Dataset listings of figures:
%%
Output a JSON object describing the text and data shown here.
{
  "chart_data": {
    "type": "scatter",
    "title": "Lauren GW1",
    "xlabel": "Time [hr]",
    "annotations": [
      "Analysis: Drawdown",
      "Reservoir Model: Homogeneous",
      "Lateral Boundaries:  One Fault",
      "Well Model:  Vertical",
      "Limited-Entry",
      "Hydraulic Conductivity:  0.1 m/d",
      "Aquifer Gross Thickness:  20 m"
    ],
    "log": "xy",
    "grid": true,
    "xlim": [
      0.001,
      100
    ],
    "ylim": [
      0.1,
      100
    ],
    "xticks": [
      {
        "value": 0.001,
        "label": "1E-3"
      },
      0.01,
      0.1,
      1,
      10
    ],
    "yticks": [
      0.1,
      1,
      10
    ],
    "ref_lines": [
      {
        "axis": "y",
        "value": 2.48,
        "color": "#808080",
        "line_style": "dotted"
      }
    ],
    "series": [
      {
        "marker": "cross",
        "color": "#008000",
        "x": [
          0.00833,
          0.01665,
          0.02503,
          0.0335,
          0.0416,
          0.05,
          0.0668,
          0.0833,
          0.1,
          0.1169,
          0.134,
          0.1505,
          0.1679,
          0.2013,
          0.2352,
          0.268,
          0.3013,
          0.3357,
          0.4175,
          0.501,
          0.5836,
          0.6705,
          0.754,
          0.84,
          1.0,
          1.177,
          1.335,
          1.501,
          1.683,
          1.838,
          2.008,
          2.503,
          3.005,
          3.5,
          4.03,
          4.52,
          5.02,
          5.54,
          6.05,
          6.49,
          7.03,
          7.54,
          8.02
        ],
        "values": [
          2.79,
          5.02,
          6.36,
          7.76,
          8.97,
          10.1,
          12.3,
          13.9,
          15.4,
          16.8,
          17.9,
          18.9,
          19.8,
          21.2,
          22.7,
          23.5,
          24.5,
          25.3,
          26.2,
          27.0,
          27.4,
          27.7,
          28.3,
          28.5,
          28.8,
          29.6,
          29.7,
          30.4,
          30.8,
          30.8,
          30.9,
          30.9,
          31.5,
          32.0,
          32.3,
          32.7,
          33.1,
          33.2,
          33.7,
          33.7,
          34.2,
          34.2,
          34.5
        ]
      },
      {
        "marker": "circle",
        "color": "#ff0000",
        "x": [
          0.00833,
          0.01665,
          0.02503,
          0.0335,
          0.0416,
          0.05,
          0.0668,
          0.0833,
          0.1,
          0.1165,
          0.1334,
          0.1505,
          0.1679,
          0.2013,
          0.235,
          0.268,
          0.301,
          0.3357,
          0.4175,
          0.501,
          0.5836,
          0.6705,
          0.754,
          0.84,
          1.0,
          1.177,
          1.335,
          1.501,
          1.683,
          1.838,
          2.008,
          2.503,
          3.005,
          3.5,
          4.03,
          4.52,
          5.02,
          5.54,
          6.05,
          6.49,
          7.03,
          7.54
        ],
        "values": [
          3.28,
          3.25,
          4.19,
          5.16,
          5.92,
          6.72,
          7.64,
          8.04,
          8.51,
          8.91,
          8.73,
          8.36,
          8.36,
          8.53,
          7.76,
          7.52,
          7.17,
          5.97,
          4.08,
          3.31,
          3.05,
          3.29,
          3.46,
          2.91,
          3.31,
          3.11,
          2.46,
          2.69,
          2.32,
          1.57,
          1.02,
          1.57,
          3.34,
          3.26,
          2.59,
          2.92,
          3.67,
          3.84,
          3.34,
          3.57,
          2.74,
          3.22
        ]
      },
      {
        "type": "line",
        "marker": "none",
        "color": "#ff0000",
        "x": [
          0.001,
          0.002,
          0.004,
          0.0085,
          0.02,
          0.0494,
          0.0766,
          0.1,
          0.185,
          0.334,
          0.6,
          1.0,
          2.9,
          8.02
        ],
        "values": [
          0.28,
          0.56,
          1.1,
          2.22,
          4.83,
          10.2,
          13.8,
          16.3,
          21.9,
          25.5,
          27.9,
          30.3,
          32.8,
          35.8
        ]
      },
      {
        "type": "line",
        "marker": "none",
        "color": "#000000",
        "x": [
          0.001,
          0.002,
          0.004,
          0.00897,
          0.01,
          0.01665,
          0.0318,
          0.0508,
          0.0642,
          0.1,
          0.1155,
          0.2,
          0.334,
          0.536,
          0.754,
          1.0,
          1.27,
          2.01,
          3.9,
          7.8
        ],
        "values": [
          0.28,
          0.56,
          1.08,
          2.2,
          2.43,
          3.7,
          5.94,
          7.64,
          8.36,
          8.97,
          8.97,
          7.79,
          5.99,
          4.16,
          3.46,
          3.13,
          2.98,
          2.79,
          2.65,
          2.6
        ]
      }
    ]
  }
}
%%
• EXERCISE BRIEF: Copy every line that contains the string "color".

• PROBLEM SOLUTION:
        "color": "#808080",
        "color": "#008000",
        "color": "#ff0000",
        "color": "#ff0000",
        "color": "#000000",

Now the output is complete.